* Start *

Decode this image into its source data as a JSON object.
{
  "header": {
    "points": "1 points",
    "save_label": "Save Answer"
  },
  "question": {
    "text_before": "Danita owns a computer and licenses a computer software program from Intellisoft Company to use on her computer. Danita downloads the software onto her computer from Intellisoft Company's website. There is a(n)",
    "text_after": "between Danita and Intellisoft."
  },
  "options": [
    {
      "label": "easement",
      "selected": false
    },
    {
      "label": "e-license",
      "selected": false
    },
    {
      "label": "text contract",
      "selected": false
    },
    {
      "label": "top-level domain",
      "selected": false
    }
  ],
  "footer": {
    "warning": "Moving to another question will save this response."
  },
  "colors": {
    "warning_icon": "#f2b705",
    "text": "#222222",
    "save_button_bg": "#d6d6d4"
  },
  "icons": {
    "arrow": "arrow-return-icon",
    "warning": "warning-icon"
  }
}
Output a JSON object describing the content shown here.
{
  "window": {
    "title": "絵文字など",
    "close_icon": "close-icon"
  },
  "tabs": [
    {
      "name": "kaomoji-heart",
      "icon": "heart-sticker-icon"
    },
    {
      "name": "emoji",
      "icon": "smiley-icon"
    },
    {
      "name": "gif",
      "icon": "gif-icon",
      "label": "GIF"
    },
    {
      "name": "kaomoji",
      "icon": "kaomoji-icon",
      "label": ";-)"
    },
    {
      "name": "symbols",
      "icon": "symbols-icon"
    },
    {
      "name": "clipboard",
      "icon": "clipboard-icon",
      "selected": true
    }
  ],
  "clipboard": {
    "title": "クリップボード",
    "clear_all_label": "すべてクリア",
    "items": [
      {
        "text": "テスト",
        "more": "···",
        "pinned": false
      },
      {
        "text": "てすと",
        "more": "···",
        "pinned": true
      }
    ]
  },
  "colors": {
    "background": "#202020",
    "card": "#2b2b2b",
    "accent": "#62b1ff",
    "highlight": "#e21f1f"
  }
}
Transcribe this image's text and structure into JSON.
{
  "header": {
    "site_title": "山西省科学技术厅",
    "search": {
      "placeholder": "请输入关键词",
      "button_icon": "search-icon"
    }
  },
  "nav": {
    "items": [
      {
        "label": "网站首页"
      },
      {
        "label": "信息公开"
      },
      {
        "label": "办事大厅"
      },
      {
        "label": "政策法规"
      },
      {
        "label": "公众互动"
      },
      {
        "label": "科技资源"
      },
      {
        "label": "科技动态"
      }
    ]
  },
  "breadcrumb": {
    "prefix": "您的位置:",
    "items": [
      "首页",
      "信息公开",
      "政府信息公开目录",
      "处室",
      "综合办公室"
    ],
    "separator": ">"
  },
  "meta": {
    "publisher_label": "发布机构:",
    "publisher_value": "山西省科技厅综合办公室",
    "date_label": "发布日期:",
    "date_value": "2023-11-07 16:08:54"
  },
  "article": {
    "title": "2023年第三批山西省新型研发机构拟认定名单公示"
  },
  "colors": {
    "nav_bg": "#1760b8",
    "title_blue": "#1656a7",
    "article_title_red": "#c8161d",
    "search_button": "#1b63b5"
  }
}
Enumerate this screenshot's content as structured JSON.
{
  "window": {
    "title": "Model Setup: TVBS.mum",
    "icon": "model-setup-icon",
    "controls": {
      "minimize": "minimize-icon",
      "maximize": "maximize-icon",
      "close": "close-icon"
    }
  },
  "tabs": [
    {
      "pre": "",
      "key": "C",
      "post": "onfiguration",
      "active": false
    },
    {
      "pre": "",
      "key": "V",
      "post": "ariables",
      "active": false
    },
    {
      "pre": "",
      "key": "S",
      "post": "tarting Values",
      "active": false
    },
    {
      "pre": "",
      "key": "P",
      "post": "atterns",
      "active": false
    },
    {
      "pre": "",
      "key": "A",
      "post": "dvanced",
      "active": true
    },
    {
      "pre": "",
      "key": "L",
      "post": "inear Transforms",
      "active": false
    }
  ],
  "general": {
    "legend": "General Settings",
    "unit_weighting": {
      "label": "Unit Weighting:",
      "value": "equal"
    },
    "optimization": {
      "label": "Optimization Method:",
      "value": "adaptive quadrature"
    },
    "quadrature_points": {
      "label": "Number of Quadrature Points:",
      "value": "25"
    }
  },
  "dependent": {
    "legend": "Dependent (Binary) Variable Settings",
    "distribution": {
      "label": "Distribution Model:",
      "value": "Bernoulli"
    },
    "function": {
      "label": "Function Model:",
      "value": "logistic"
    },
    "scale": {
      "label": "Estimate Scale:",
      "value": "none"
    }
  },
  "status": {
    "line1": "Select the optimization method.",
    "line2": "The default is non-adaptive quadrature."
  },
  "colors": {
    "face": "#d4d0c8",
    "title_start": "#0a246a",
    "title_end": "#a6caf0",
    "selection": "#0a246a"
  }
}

* End *

• [Aim of the exercise]: Return every line from the records above that holds the word "question".

• [Answer for the task]:
  "question": {
    "warning": "Moving to another question will save this response."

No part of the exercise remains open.